**Given exercise**
Every line below is to be quoted exactly, with nothing added or dropped.

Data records
****************************************

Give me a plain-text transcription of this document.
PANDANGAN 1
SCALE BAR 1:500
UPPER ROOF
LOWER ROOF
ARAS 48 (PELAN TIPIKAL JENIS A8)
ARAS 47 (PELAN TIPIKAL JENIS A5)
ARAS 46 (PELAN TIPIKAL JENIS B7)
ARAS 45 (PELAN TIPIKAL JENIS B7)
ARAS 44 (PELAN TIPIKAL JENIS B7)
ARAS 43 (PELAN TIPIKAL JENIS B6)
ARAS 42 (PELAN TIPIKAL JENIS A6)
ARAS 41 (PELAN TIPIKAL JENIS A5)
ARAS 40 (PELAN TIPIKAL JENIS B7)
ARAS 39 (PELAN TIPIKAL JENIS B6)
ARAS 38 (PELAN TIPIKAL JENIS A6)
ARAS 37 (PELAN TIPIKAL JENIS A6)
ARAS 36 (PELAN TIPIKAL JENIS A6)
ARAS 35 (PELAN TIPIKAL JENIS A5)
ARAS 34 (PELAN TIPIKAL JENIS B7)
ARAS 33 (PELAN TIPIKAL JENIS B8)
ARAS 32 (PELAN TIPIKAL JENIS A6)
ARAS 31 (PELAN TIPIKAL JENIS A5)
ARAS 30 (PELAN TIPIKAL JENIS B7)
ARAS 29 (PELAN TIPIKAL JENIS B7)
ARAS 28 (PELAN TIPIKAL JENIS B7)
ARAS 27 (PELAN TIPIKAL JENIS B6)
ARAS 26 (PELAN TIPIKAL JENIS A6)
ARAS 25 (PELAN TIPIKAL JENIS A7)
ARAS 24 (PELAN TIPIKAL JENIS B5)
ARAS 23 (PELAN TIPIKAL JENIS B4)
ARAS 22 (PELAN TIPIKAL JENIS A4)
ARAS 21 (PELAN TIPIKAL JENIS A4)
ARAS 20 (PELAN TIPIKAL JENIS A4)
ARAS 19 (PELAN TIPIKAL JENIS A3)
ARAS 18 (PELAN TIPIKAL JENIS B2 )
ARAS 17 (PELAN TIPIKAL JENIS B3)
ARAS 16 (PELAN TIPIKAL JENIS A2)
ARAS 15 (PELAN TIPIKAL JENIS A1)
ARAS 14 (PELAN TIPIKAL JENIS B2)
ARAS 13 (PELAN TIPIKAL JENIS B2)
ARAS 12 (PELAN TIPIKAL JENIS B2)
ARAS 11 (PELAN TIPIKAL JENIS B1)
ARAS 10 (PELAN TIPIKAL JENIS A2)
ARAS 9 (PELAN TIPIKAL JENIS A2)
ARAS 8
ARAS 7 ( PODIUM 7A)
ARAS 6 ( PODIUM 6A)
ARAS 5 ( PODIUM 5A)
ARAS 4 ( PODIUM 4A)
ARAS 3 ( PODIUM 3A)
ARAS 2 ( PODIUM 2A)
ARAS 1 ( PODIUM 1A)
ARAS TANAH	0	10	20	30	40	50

****************************************

**Reply**
Give me a plain-text transcription of this document.
PANDANGAN 1
SCALE BAR 1:500
UPPER ROOF
LOWER ROOF
ARAS 48 (PELAN TIPIKAL JENIS A8)
ARAS 47 (PELAN TIPIKAL JENIS A5)
ARAS 46 (PELAN TIPIKAL JENIS B7)
ARAS 45 (PELAN TIPIKAL JENIS B7)
ARAS 44 (PELAN TIPIKAL JENIS B7)
ARAS 43 (PELAN TIPIKAL JENIS B6)
ARAS 42 (PELAN TIPIKAL JENIS A6)
ARAS 41 (PELAN TIPIKAL JENIS A5)
ARAS 40 (PELAN TIPIKAL JENIS B7)
ARAS 39 (PELAN TIPIKAL JENIS B6)
ARAS 38 (PELAN TIPIKAL JENIS A6)
ARAS 37 (PELAN TIPIKAL JENIS A6)
ARAS 36 (PELAN TIPIKAL JENIS A6)
ARAS 35 (PELAN TIPIKAL JENIS A5)
ARAS 34 (PELAN TIPIKAL JENIS B7)
ARAS 33 (PELAN TIPIKAL JENIS B8)
ARAS 32 (PELAN TIPIKAL JENIS A6)
ARAS 31 (PELAN TIPIKAL JENIS A5)
ARAS 30 (PELAN TIPIKAL JENIS B7)
ARAS 29 (PELAN TIPIKAL JENIS B7)
ARAS 28 (PELAN TIPIKAL JENIS B7)
ARAS 27 (PELAN TIPIKAL JENIS B6)
ARAS 26 (PELAN TIPIKAL JENIS A6)
ARAS 25 (PELAN TIPIKAL JENIS A7)
ARAS 24 (PELAN TIPIKAL JENIS B5)
ARAS 23 (PELAN TIPIKAL JENIS B4)
ARAS 22 (PELAN TIPIKAL JENIS A4)
ARAS 21 (PELAN TIPIKAL JENIS A4)
ARAS 20 (PELAN TIPIKAL JENIS A4)
ARAS 19 (PELAN TIPIKAL JENIS A3)
ARAS 18 (PELAN TIPIKAL JENIS B2 )
ARAS 17 (PELAN TIPIKAL JENIS B3)
ARAS 16 (PELAN TIPIKAL JENIS A2)
ARAS 15 (PELAN TIPIKAL JENIS A1)
ARAS 14 (PELAN TIPIKAL JENIS B2)
ARAS 13 (PELAN TIPIKAL JENIS B2)
ARAS 12 (PELAN TIPIKAL JENIS B2)
ARAS 11 (PELAN TIPIKAL JENIS B1)
ARAS 10 (PELAN TIPIKAL JENIS A2)
ARAS 9 (PELAN TIPIKAL JENIS A2)
ARAS 8
ARAS 7 ( PODIUM 7A)
ARAS 6 ( PODIUM 6A)
ARAS 5 ( PODIUM 5A)
ARAS 4 ( PODIUM 4A)
ARAS 3 ( PODIUM 3A)
ARAS 2 ( PODIUM 2A)
ARAS 1 ( PODIUM 1A)
ARAS TANAH	0	10	20	30	40	50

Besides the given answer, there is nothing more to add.